* Begin Data for this exercise *
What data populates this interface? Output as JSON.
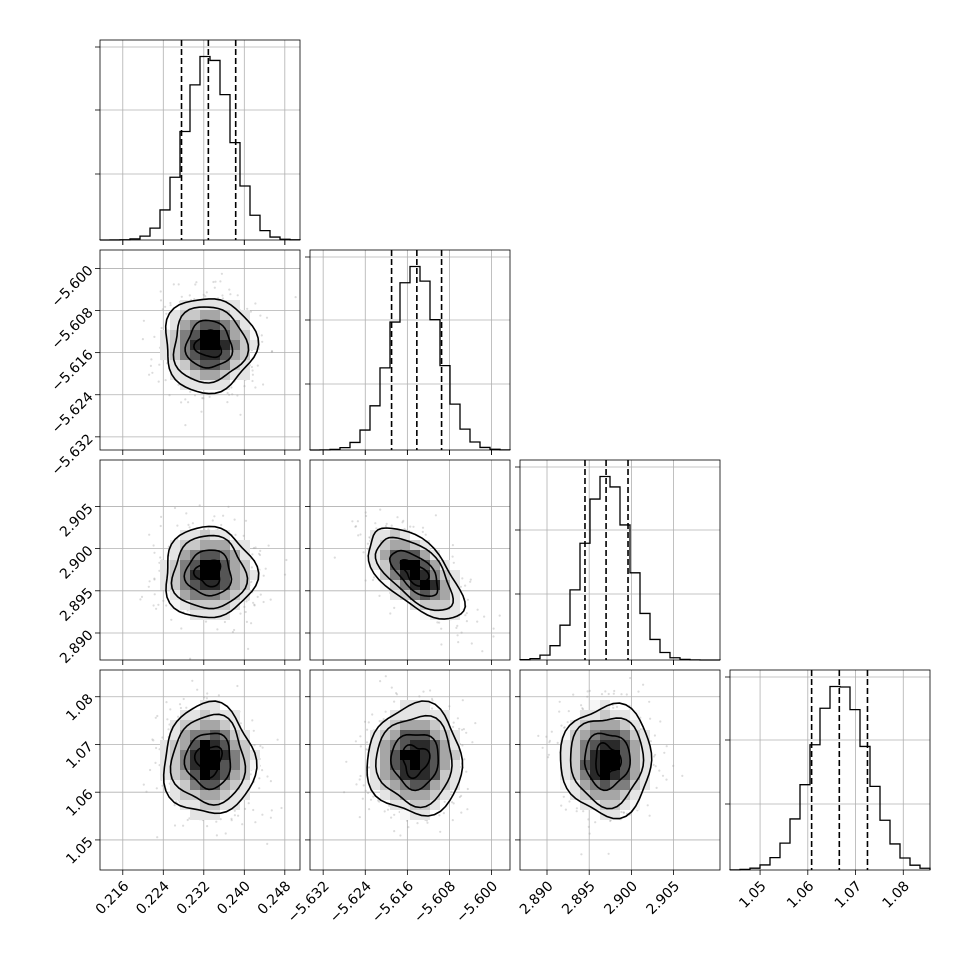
{
  "chart_data": {
    "type": "corner",
    "title": "",
    "grid": true,
    "parameters": [
      {
        "index": 0,
        "range": [
          0.2115,
          0.251
        ],
        "mean": 0.233,
        "std": 0.0045,
        "quantiles": [
          0.2276,
          0.2329,
          0.2383
        ],
        "ticks": [
          0.216,
          0.224,
          0.232,
          0.24,
          0.248
        ],
        "tick_labels": [
          "0.216",
          "0.224",
          "0.232",
          "0.240",
          "0.248"
        ]
      },
      {
        "index": 1,
        "range": [
          -5.6345,
          -5.5965
        ],
        "mean": -5.6145,
        "std": 0.0045,
        "quantiles": [
          -5.619,
          -5.6142,
          -5.6095
        ],
        "ticks": [
          -5.632,
          -5.624,
          -5.616,
          -5.608,
          -5.6
        ],
        "tick_labels": [
          "−5.632",
          "−5.624",
          "−5.616",
          "−5.608",
          "−5.600"
        ]
      },
      {
        "index": 2,
        "range": [
          2.8868,
          2.9105
        ],
        "mean": 2.8971,
        "std": 0.0027,
        "quantiles": [
          2.8945,
          2.897,
          2.8996
        ],
        "ticks": [
          2.89,
          2.895,
          2.9,
          2.905
        ],
        "tick_labels": [
          "2.890",
          "2.895",
          "2.900",
          "2.905"
        ]
      },
      {
        "index": 3,
        "range": [
          1.0437,
          1.0856
        ],
        "mean": 1.0667,
        "std": 0.0058,
        "quantiles": [
          1.0608,
          1.0666,
          1.0725
        ],
        "ticks": [
          1.05,
          1.06,
          1.07,
          1.08
        ],
        "tick_labels": [
          "1.05",
          "1.06",
          "1.07",
          "1.08"
        ]
      }
    ],
    "correlations": [
      [
        1.0,
        0.0,
        0.0,
        0.0
      ],
      [
        0.0,
        1.0,
        -0.6,
        0.0
      ],
      [
        0.0,
        -0.6,
        1.0,
        0.0
      ],
      [
        0.0,
        0.0,
        0.0,
        1.0
      ]
    ],
    "histogram_bins": 20,
    "contour_levels": [
      0.118,
      0.393,
      0.675,
      0.865
    ]
  }
}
* End Data for this exercise *
**To do**
Pictures are excluded; repeat every record exactly.

**Correct output**
What data populates this interface? Output as JSON.
{
  "chart_data": {
    "type": "corner",
    "title": "",
    "grid": true,
    "parameters": [
      {
        "index": 0,
        "range": [
          0.2115,
          0.251
        ],
        "mean": 0.233,
        "std": 0.0045,
        "quantiles": [
          0.2276,
          0.2329,
          0.2383
        ],
        "ticks": [
          0.216,
          0.224,
          0.232,
          0.24,
          0.248
        ],
        "tick_labels": [
          "0.216",
          "0.224",
          "0.232",
          "0.240",
          "0.248"
        ]
      },
      {
        "index": 1,
        "range": [
          -5.6345,
          -5.5965
        ],
        "mean": -5.6145,
        "std": 0.0045,
        "quantiles": [
          -5.619,
          -5.6142,
          -5.6095
        ],
        "ticks": [
          -5.632,
          -5.624,
          -5.616,
          -5.608,
          -5.6
        ],
        "tick_labels": [
          "−5.632",
          "−5.624",
          "−5.616",
          "−5.608",
          "−5.600"
        ]
      },
      {
        "index": 2,
        "range": [
          2.8868,
          2.9105
        ],
        "mean": 2.8971,
        "std": 0.0027,
        "quantiles": [
          2.8945,
          2.897,
          2.8996
        ],
        "ticks": [
          2.89,
          2.895,
          2.9,
          2.905
        ],
        "tick_labels": [
          "2.890",
          "2.895",
          "2.900",
          "2.905"
        ]
      },
      {
        "index": 3,
        "range": [
          1.0437,
          1.0856
        ],
        "mean": 1.0667,
        "std": 0.0058,
        "quantiles": [
          1.0608,
          1.0666,
          1.0725
        ],
        "ticks": [
          1.05,
          1.06,
          1.07,
          1.08
        ],
        "tick_labels": [
          "1.05",
          "1.06",
          "1.07",
          "1.08"
        ]
      }
    ],
    "correlations": [
      [
        1.0,
        0.0,
        0.0,
        0.0
      ],
      [
        0.0,
        1.0,
        -0.6,
        0.0
      ],
      [
        0.0,
        -0.6,
        1.0,
        0.0
      ],
      [
        0.0,
        0.0,
        0.0,
        1.0
      ]
    ],
    "histogram_bins": 20,
    "contour_levels": [
      0.118,
      0.393,
      0.675,
      0.865
    ]
  }
}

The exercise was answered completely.